-- begin --

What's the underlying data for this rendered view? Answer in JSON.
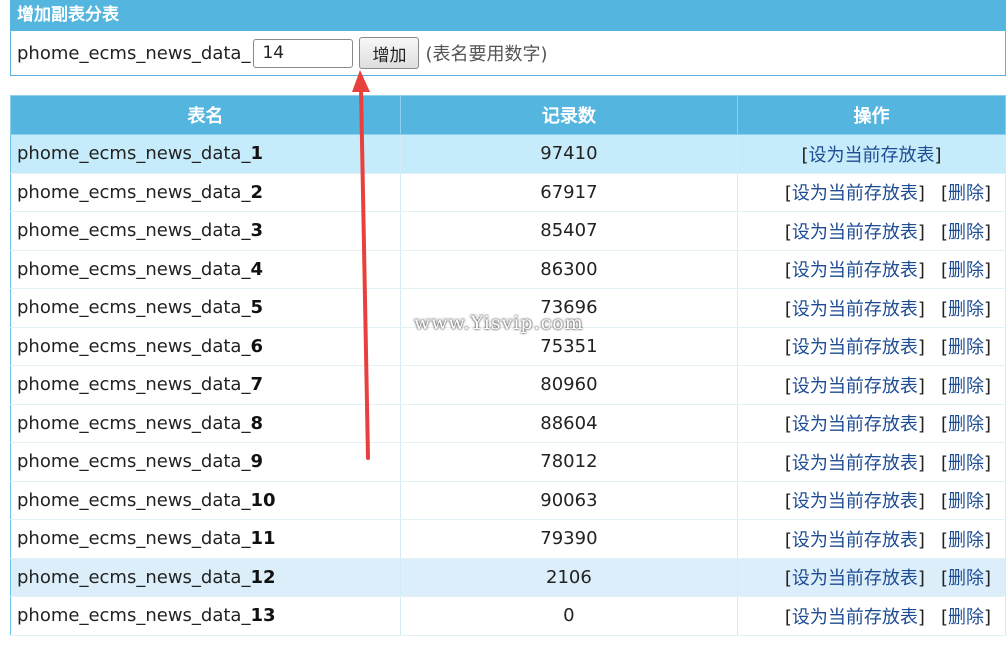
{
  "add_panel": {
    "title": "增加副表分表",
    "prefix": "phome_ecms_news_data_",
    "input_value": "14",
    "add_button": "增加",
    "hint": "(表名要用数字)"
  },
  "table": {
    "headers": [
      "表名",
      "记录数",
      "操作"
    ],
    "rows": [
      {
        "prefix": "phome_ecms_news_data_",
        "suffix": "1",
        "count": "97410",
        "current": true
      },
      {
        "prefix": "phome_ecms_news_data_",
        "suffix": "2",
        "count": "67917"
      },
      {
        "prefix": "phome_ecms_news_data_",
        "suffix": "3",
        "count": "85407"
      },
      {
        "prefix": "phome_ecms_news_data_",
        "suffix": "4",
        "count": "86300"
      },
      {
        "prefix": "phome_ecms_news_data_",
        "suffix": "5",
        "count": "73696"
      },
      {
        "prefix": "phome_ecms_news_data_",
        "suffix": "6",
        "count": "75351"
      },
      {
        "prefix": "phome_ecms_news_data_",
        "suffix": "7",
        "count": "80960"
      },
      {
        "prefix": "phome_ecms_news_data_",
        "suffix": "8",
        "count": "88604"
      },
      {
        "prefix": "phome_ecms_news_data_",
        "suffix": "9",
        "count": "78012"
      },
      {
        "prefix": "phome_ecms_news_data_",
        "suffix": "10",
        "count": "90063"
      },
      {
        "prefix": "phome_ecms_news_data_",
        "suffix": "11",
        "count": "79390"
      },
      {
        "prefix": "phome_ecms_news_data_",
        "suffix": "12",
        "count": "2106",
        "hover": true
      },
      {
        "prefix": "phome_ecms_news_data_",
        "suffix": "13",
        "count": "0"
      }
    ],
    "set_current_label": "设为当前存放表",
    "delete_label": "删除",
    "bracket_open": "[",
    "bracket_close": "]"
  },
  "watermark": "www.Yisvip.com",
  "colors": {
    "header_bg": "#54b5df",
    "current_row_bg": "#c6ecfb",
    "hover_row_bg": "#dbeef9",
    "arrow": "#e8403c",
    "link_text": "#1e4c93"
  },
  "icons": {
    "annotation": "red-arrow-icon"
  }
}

-- end --

- _Task details_
Select every line in the records above that contains the word "arrow".

- _Reply_
    "arrow": "#e8403c",
    "annotation": "red-arrow-icon"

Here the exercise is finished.